-- Your goal --
Go through the records underneath and count the lines that include the string "with". Give nothing but the number.

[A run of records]
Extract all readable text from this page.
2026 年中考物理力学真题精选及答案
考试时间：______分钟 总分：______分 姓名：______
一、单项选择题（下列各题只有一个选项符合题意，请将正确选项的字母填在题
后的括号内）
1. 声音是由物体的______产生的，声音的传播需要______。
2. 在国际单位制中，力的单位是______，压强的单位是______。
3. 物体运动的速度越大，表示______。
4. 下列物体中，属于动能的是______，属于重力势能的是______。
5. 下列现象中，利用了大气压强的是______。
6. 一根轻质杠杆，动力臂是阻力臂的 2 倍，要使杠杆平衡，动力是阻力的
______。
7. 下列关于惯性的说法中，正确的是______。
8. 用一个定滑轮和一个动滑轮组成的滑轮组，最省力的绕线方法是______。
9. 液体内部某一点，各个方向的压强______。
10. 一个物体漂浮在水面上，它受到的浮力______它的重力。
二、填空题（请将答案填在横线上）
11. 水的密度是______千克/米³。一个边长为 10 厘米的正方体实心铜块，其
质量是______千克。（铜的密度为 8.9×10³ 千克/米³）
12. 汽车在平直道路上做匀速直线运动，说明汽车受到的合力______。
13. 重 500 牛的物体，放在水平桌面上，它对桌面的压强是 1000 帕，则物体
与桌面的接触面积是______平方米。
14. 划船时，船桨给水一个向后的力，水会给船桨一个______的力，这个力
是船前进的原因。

---

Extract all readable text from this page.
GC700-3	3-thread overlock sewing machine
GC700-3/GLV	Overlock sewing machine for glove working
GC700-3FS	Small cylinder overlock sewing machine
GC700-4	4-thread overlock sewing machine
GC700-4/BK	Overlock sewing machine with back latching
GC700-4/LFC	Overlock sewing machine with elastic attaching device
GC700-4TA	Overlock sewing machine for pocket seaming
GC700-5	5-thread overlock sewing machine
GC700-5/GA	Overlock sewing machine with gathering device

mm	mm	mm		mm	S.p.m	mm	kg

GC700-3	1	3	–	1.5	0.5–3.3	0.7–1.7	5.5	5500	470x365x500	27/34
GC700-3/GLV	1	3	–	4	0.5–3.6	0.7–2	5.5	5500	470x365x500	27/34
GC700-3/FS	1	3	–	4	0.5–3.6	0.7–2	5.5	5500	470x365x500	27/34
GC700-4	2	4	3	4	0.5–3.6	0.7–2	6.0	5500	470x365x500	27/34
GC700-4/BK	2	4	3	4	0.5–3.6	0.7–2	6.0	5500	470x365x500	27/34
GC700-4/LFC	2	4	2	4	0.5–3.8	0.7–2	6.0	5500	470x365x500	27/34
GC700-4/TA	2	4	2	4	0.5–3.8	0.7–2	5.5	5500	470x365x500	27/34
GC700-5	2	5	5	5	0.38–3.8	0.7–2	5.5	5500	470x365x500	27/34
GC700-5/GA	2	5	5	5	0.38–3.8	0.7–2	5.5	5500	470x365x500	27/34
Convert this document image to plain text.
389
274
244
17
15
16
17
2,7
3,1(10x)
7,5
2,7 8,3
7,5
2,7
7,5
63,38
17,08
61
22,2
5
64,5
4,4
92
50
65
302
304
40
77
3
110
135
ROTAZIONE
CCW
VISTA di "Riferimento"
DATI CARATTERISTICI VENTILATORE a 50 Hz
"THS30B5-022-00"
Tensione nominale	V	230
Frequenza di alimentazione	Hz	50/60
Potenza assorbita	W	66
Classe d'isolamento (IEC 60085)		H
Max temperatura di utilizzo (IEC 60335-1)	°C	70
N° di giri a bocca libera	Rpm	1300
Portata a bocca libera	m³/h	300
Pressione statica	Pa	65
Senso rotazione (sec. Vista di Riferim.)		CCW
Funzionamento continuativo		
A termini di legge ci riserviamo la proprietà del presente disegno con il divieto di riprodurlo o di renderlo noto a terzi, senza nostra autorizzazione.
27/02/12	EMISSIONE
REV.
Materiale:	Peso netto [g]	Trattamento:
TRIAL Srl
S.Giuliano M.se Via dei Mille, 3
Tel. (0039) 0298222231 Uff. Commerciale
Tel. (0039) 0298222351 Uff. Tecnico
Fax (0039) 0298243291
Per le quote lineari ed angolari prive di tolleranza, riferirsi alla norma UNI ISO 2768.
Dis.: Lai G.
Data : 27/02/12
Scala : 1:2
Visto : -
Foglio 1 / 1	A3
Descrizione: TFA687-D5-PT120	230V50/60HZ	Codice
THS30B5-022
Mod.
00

-- Exercise response --
3